§ EXTRACTED ENTRIES
________________

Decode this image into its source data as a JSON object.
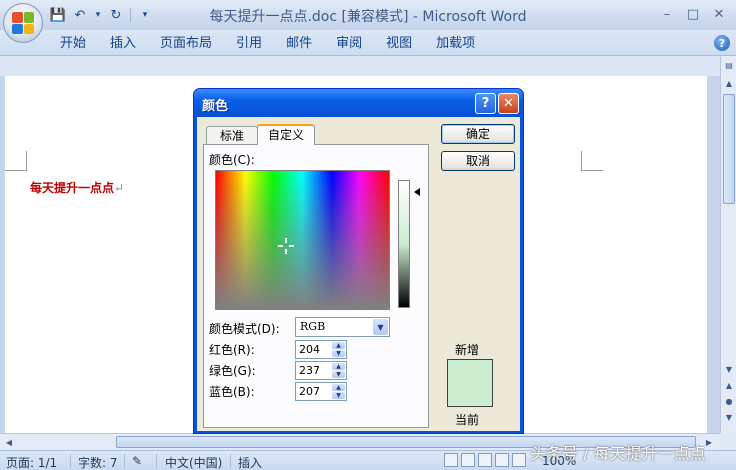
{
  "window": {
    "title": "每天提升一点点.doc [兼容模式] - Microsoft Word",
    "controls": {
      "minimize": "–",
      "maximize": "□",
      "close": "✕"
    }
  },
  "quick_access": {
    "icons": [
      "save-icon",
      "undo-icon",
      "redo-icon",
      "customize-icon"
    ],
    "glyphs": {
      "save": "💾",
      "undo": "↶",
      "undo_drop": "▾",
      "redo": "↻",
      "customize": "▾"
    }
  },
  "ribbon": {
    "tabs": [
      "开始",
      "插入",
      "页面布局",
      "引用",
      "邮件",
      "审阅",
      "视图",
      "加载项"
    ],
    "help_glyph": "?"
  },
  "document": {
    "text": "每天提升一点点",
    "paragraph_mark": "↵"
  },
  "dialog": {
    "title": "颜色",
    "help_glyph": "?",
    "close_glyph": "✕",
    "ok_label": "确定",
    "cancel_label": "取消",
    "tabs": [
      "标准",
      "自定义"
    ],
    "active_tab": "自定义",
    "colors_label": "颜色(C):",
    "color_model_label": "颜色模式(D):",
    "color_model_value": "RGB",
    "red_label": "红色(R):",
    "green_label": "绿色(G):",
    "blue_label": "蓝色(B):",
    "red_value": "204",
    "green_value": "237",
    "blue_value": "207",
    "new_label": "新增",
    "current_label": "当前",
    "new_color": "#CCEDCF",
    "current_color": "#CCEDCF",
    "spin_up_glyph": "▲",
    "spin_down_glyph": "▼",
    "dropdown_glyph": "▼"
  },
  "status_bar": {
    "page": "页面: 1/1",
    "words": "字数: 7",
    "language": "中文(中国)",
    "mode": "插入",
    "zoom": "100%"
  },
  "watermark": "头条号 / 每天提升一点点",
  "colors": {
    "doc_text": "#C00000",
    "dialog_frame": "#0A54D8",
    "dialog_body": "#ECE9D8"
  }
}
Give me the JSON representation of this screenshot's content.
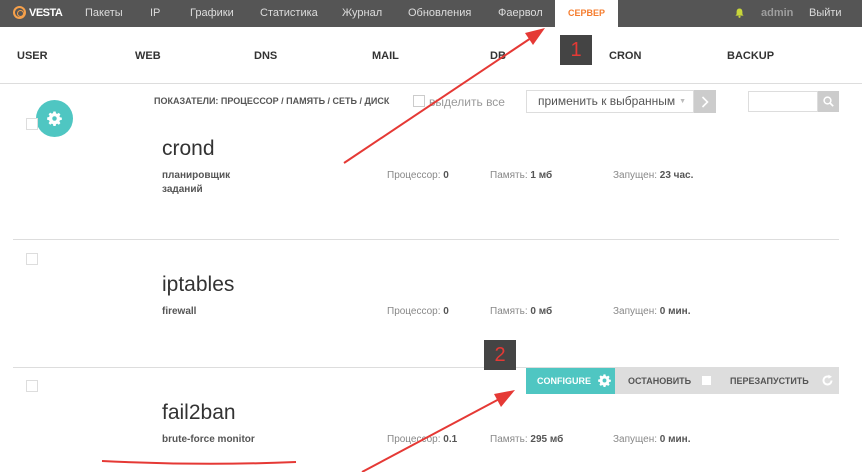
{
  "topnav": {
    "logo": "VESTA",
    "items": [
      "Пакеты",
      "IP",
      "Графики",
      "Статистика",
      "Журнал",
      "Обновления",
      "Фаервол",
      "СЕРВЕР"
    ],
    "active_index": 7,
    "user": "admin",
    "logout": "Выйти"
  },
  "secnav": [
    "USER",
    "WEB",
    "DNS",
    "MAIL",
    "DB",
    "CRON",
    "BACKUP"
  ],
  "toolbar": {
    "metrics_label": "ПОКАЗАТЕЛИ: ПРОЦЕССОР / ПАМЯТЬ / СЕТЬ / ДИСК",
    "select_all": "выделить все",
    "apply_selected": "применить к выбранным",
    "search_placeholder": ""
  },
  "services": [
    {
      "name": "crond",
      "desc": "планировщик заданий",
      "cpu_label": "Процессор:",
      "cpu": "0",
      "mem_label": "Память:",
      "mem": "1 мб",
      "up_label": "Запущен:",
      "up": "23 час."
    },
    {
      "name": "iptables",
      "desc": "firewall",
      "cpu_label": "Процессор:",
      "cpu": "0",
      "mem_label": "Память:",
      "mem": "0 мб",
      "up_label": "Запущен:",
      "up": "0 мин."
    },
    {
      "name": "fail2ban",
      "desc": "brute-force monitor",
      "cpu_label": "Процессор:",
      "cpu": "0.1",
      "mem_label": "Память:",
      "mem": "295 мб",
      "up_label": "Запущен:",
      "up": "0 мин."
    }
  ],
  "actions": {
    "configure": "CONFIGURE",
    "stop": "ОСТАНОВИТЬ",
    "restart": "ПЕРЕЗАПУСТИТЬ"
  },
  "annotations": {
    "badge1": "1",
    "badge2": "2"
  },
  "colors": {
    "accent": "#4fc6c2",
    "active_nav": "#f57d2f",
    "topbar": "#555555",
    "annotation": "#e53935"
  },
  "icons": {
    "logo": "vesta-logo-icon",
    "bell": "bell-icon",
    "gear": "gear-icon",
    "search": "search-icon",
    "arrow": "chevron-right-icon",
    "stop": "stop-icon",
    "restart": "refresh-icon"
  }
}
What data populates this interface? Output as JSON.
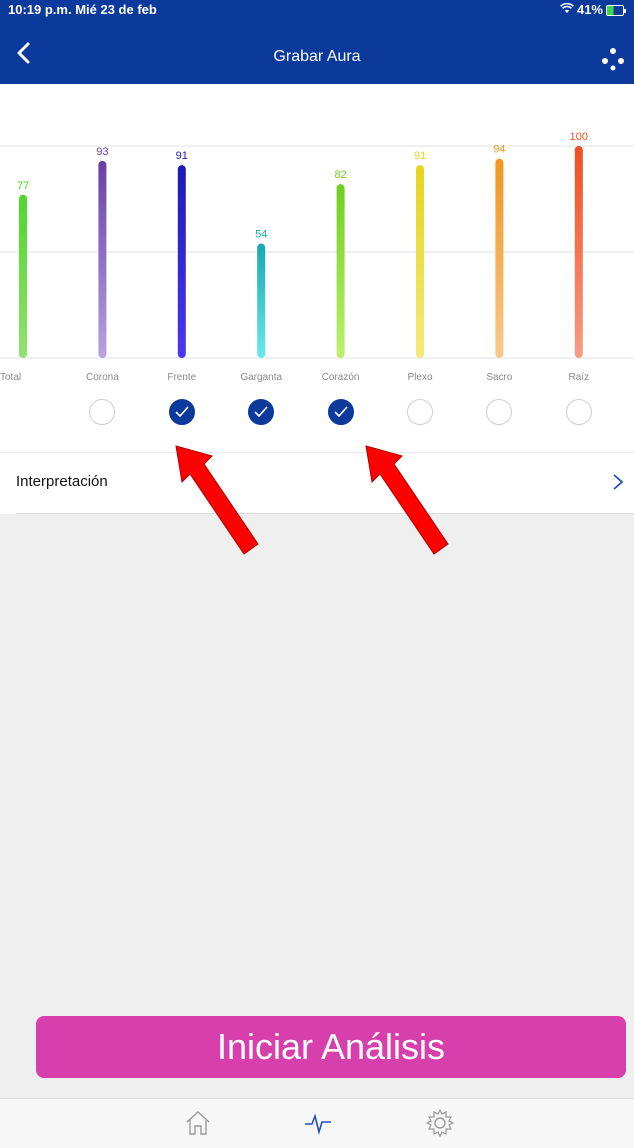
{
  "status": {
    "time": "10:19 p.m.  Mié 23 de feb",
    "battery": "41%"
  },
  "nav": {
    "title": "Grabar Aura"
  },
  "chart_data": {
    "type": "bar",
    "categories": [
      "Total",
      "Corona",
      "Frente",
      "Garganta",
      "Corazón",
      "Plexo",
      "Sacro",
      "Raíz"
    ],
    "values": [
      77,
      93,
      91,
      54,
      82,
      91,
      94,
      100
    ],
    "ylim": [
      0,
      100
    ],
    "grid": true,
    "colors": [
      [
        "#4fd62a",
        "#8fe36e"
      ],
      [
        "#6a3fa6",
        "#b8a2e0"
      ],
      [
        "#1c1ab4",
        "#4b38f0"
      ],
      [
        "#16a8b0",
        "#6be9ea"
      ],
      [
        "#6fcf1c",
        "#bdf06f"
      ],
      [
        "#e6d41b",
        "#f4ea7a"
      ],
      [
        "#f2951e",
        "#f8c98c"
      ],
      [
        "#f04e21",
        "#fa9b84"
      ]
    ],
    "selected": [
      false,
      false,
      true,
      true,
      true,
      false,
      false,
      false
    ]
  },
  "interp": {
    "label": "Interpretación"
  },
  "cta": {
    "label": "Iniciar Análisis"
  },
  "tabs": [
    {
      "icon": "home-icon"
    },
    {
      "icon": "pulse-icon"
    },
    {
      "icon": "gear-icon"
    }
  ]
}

________________

§ YOUR INSTRUCTIONS
Tally up the lines holding the string "name" in this listing, and report the total alone.

§ CORRECT RESULT
3